===== Dataset excerpts
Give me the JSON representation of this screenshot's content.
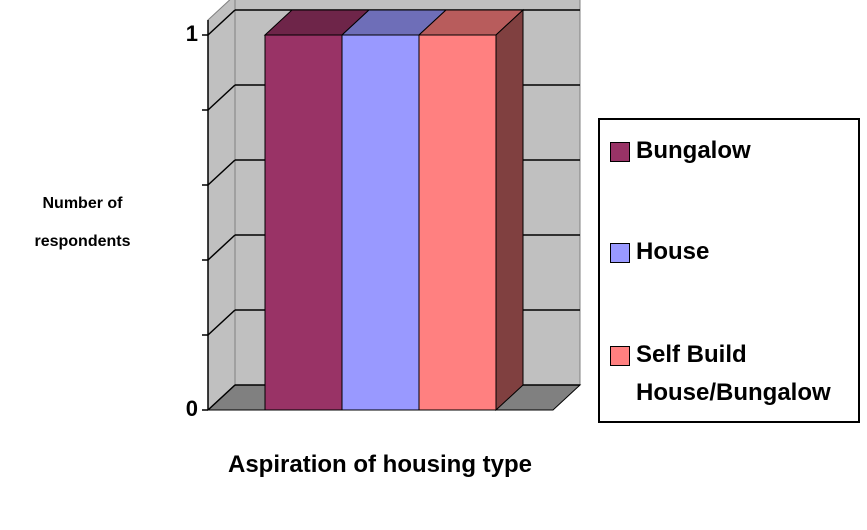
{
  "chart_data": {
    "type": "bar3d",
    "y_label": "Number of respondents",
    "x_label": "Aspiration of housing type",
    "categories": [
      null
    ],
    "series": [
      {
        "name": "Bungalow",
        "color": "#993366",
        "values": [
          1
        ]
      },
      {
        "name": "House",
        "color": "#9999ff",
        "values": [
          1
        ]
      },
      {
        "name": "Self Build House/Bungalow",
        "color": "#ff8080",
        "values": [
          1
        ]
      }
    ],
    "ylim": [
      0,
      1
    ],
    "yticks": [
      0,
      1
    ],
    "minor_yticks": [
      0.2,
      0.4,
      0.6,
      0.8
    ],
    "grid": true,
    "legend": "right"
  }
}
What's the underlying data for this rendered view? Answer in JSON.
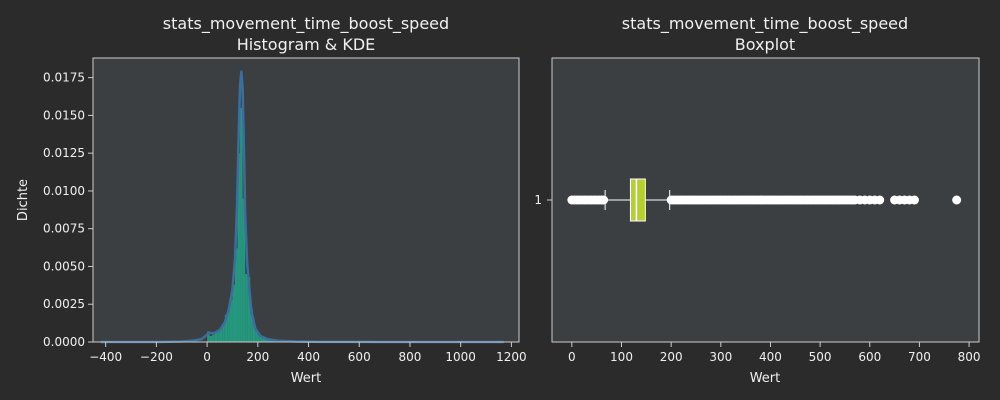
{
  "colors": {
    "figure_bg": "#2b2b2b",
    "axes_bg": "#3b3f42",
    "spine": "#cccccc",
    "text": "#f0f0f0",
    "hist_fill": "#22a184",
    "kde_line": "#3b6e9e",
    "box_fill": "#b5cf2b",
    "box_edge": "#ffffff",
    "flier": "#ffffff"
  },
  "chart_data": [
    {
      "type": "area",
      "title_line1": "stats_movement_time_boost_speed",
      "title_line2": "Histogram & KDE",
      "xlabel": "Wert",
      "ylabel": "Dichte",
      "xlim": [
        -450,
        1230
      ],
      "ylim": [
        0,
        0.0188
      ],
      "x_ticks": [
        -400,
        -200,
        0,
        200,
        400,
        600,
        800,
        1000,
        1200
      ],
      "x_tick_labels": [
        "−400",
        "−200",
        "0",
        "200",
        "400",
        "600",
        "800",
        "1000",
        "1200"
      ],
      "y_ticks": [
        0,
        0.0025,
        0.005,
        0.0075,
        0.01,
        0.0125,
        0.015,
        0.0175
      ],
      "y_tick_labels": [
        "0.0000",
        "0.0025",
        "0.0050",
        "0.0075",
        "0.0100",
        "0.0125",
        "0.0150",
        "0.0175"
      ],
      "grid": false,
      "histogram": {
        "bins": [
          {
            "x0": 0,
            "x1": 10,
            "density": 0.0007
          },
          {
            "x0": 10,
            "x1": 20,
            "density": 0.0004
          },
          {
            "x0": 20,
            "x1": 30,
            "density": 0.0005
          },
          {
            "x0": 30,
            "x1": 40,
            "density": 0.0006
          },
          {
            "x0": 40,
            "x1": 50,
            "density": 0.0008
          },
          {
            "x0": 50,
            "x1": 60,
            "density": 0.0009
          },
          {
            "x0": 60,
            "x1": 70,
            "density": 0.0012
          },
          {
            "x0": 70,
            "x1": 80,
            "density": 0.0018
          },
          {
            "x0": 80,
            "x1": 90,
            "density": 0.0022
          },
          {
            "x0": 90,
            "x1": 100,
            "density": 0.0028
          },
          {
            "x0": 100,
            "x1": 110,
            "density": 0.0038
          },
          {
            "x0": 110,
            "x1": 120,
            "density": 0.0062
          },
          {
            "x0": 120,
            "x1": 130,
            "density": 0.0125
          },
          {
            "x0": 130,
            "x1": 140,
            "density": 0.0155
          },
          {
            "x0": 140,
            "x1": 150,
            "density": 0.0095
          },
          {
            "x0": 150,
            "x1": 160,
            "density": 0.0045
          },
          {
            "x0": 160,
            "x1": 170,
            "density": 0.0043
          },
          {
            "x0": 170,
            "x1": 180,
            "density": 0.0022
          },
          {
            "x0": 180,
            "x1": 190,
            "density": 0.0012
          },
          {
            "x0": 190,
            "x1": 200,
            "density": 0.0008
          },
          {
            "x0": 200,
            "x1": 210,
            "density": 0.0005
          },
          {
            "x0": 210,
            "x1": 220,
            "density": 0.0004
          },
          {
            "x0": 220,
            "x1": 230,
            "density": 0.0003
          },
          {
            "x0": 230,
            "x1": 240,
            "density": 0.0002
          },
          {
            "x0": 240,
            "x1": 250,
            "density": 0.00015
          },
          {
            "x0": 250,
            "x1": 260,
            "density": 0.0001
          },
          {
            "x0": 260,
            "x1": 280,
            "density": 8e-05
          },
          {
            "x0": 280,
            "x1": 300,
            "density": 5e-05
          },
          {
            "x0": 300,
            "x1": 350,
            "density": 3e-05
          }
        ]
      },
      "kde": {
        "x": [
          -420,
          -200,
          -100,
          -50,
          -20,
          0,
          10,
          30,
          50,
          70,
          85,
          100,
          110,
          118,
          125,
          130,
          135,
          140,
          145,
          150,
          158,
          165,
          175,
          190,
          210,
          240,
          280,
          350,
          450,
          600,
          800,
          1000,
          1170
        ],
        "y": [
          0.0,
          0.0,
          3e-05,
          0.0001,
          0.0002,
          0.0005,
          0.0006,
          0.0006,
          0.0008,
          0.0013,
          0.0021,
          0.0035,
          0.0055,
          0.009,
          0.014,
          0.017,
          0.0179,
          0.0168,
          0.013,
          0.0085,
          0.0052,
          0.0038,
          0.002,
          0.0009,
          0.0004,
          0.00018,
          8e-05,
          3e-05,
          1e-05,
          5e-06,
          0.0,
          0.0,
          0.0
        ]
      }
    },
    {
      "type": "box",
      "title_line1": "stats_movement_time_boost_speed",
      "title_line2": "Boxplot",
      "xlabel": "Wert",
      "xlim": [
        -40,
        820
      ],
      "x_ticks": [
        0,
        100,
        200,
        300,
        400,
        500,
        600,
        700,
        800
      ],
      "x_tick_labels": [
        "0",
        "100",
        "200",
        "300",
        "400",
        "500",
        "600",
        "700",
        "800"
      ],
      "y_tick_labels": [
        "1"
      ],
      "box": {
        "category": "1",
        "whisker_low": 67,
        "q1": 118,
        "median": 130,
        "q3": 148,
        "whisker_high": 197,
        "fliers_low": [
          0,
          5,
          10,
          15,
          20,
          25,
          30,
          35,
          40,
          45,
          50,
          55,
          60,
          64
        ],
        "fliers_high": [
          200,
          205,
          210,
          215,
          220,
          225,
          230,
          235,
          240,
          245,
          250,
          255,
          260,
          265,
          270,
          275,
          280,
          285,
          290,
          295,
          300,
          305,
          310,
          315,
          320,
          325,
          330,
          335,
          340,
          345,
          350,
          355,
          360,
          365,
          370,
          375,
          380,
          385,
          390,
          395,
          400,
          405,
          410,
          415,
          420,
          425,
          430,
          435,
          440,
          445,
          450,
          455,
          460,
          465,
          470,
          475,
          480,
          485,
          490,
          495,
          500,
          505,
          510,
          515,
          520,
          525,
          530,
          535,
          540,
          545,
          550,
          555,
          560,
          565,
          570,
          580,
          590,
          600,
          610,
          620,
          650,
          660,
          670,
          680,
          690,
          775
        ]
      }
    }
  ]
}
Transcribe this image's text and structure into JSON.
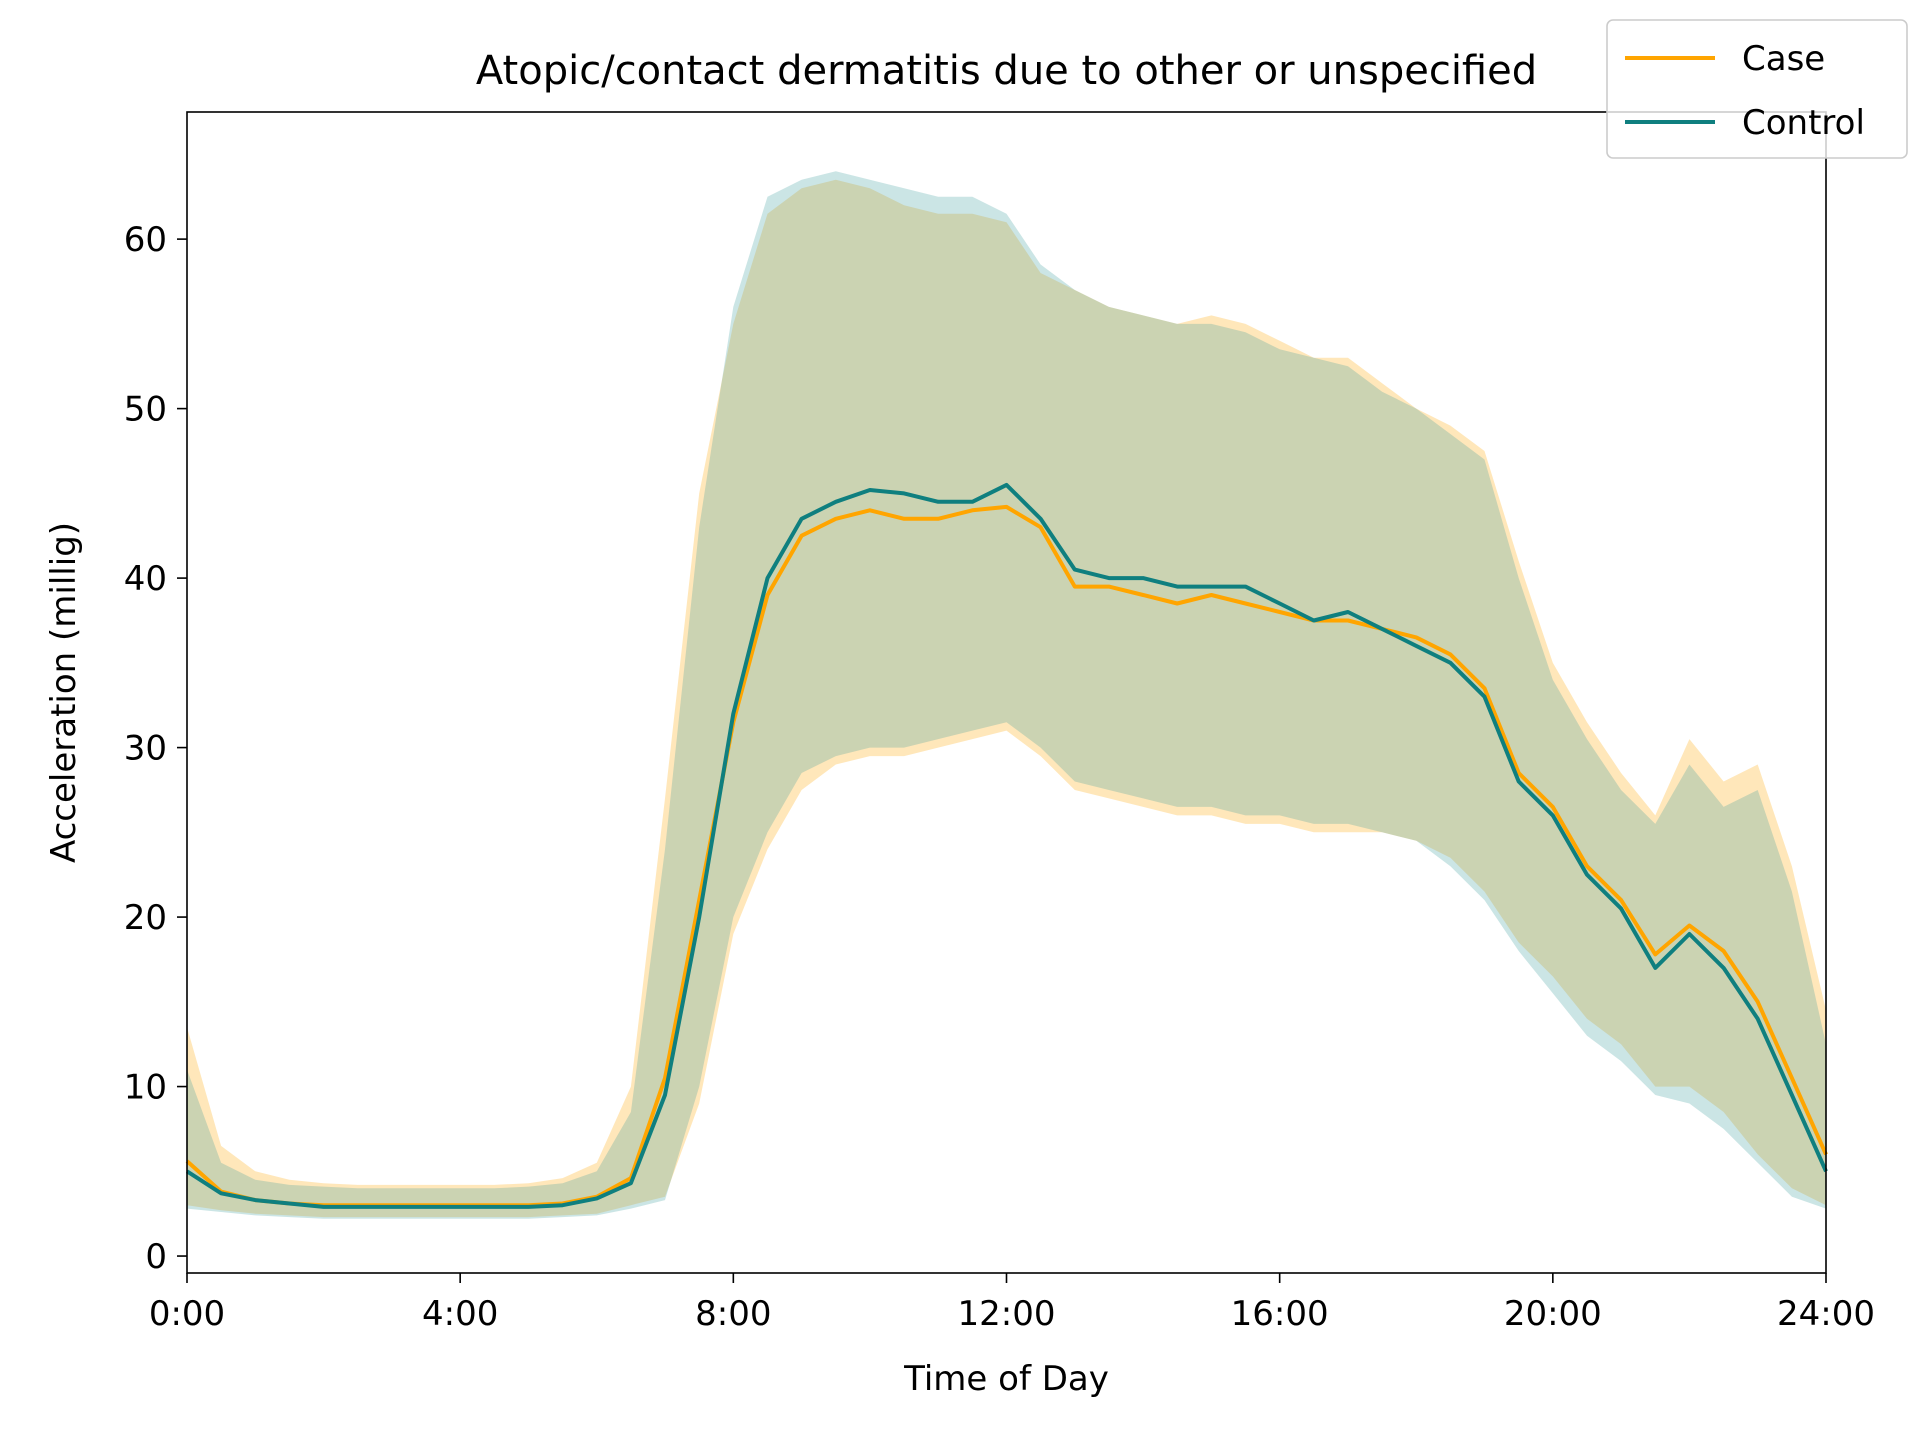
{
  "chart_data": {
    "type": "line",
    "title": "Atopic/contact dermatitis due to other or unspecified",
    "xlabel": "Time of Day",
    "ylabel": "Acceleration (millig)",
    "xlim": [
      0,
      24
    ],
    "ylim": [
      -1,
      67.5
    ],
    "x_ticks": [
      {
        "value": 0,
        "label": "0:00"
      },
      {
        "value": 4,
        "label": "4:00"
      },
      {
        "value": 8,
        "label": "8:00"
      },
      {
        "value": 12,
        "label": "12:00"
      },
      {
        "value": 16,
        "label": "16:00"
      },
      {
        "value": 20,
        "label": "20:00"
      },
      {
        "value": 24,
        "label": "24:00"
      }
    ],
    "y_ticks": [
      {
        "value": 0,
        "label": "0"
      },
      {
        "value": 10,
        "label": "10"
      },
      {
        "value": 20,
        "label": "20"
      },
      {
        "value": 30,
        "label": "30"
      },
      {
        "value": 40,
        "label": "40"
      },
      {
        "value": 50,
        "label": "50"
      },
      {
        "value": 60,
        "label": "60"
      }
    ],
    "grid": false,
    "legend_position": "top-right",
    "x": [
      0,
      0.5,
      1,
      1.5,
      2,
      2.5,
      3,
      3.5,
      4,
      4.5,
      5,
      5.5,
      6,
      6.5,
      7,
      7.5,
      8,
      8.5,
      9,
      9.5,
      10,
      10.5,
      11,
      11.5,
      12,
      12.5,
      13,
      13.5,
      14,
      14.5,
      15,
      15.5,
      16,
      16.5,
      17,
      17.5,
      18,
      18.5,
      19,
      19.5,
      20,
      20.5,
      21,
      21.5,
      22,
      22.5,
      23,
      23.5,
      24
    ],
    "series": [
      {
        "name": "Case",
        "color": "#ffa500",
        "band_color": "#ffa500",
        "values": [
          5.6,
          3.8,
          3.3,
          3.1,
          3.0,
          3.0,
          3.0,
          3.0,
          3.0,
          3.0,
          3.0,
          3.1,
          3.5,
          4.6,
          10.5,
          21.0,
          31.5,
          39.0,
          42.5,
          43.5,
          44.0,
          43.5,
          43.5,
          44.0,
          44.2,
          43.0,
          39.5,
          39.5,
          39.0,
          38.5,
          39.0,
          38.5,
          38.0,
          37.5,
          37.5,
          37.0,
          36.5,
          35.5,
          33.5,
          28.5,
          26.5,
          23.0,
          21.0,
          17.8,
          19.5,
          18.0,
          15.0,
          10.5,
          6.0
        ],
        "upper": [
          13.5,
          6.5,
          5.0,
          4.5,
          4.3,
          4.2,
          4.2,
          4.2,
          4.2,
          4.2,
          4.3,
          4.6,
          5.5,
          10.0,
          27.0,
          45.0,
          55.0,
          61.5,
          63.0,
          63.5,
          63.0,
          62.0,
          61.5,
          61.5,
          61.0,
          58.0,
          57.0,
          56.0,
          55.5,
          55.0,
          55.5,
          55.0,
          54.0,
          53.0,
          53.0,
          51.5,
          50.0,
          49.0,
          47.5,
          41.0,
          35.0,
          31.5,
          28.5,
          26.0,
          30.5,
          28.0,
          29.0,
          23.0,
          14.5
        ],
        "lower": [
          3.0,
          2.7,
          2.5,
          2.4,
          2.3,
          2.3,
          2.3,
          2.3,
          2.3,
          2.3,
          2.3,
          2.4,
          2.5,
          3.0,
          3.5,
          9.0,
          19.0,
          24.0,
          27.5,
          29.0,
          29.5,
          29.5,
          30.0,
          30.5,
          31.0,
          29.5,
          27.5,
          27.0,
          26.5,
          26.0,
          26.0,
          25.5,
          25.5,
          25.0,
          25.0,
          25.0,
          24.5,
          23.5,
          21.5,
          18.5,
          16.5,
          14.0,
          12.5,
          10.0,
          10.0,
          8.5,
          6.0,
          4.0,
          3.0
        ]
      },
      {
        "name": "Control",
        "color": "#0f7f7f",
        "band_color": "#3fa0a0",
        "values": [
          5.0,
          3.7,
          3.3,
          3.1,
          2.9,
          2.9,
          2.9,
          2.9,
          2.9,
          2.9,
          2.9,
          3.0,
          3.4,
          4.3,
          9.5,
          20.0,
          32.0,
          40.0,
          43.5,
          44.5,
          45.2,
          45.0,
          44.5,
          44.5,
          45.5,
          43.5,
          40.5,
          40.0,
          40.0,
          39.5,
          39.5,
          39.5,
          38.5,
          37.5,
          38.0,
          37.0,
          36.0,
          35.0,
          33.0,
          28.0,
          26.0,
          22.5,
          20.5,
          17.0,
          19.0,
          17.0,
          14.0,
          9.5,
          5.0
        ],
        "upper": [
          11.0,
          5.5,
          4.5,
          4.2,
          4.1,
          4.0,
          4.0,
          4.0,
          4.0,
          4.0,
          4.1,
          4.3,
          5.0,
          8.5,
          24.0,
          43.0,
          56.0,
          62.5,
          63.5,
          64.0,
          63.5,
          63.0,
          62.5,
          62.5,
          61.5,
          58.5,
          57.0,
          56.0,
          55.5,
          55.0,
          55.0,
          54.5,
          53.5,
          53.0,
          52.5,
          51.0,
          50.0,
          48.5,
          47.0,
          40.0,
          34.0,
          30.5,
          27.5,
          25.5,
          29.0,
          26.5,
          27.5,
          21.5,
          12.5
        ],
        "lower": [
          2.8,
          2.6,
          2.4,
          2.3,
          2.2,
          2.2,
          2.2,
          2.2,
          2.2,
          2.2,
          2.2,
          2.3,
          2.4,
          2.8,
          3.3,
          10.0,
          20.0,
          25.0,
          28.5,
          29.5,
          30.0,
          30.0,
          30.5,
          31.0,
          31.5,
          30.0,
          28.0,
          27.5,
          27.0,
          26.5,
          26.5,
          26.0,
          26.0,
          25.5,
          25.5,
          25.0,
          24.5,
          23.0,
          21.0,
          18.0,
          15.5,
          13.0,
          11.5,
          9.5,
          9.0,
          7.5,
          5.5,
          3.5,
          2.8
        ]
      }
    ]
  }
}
==========
Exercise objective – Copy out every line of the data that includes the word "JSON".

Response to this task –
Give me the JSON representation of this screenshot's content.
What's the underlying data for this rendered view? Answer in JSON.
Transcribe this image's text and structure into JSON.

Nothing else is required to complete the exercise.